Entries from a dataset:

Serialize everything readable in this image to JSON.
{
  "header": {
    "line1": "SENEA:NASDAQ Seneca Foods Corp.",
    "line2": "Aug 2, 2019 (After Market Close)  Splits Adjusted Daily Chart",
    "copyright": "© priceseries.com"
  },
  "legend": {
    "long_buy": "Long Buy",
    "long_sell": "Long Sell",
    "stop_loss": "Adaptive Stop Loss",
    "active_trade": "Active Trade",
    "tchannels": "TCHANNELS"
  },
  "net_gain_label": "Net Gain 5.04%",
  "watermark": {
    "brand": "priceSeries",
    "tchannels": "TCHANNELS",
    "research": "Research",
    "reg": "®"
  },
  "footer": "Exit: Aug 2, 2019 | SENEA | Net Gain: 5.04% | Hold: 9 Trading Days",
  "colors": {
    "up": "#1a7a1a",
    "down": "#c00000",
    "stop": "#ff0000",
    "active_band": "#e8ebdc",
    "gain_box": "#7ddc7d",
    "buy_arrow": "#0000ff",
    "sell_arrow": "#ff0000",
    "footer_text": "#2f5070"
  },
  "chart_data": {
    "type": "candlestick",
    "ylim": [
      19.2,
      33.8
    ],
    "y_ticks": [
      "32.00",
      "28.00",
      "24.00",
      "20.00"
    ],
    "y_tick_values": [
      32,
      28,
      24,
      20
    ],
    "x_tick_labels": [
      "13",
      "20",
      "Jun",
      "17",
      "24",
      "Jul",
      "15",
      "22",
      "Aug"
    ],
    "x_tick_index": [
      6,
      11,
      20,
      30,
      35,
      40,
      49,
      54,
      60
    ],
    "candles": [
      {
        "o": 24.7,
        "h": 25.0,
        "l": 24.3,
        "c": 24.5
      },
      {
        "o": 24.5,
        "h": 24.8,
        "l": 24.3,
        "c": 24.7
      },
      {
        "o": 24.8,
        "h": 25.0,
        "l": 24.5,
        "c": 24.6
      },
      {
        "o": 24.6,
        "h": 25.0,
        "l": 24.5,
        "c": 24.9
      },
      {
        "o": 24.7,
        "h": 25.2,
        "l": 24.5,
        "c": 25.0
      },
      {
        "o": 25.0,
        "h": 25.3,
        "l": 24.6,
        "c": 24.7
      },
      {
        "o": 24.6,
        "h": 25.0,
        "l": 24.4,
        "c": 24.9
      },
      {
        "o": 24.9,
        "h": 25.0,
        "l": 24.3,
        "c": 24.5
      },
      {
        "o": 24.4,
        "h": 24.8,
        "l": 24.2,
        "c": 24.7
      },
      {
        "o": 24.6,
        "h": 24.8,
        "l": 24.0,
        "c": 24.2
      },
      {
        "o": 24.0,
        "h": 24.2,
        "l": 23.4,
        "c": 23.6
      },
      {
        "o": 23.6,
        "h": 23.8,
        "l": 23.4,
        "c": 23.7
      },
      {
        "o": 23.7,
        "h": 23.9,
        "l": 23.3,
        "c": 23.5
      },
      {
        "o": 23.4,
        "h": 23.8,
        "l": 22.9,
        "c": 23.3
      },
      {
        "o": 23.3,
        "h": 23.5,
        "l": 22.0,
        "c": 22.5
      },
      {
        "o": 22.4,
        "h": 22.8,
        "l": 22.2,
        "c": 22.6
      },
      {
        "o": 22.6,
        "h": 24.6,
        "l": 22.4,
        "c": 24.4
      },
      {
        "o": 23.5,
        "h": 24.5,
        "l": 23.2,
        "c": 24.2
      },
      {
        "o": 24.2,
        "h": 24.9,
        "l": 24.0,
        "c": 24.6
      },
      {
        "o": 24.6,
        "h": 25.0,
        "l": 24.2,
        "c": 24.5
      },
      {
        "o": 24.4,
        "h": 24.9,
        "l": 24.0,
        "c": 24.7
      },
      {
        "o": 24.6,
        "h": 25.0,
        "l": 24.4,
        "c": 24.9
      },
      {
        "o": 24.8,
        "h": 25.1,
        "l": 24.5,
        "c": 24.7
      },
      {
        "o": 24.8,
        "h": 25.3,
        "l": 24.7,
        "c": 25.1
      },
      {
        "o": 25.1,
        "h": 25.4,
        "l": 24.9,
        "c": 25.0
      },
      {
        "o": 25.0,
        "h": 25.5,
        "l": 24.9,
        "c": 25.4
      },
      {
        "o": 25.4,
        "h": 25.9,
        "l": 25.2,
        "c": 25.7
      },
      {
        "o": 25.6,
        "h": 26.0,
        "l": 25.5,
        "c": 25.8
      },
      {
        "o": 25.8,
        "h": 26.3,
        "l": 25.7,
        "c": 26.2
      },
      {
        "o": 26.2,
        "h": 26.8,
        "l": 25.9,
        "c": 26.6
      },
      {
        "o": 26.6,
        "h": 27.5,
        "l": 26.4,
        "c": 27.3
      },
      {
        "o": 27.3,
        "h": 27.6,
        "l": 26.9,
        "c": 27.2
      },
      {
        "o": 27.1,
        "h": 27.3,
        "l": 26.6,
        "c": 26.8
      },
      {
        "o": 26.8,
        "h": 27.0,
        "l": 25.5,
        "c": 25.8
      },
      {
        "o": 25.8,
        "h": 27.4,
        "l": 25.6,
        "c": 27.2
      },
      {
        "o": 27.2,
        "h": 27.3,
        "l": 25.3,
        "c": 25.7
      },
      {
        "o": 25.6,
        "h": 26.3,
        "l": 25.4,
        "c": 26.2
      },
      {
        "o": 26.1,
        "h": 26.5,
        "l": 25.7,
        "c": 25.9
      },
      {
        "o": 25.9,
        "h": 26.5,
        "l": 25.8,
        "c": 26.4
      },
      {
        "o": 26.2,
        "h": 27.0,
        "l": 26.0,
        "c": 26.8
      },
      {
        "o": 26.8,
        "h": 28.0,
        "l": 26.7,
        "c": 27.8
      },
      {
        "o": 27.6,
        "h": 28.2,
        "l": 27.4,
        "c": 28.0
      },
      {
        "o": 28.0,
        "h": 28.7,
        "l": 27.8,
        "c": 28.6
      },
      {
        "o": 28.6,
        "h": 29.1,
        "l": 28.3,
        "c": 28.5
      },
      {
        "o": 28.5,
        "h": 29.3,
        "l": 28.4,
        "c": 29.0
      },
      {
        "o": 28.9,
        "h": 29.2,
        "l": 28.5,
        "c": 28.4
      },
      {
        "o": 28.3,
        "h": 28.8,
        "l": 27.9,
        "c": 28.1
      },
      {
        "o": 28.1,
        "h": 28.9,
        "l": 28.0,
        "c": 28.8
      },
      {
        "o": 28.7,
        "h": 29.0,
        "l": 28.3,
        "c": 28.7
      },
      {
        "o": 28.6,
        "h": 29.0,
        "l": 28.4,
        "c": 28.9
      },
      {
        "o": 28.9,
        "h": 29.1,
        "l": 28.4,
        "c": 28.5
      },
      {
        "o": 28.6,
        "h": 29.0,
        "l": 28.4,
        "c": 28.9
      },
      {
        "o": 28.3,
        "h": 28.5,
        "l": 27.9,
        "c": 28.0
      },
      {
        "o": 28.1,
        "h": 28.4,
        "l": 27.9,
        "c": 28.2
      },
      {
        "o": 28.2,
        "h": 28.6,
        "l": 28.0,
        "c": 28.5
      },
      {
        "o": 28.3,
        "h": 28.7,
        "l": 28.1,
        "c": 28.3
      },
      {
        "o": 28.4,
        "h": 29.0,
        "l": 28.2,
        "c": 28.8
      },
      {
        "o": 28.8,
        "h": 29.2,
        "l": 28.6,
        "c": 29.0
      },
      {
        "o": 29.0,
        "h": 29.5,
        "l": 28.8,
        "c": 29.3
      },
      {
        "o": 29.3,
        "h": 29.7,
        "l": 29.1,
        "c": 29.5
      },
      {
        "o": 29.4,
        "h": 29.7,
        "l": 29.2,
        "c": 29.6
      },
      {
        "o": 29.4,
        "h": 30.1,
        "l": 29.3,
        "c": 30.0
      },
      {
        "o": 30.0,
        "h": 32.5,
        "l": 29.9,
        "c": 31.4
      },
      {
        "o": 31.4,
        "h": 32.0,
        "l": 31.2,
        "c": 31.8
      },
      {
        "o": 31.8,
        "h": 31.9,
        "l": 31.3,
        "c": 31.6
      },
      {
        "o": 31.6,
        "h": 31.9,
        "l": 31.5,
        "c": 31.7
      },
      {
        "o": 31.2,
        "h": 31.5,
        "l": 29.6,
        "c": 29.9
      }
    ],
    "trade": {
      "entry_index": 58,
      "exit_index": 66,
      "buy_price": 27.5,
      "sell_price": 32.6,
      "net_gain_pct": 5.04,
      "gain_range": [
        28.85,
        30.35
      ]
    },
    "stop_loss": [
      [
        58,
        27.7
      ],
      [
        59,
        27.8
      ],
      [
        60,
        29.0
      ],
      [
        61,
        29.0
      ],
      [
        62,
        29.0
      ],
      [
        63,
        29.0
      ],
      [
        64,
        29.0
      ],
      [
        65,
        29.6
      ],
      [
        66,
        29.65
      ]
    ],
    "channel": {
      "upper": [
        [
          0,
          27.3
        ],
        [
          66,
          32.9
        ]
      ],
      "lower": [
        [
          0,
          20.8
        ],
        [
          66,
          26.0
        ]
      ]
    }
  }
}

§ Task statement
Extract each line from the entries above that contains the string "Long".

§ Correct answer
    "long_buy": "Long Buy",
    "long_sell": "Long Sell",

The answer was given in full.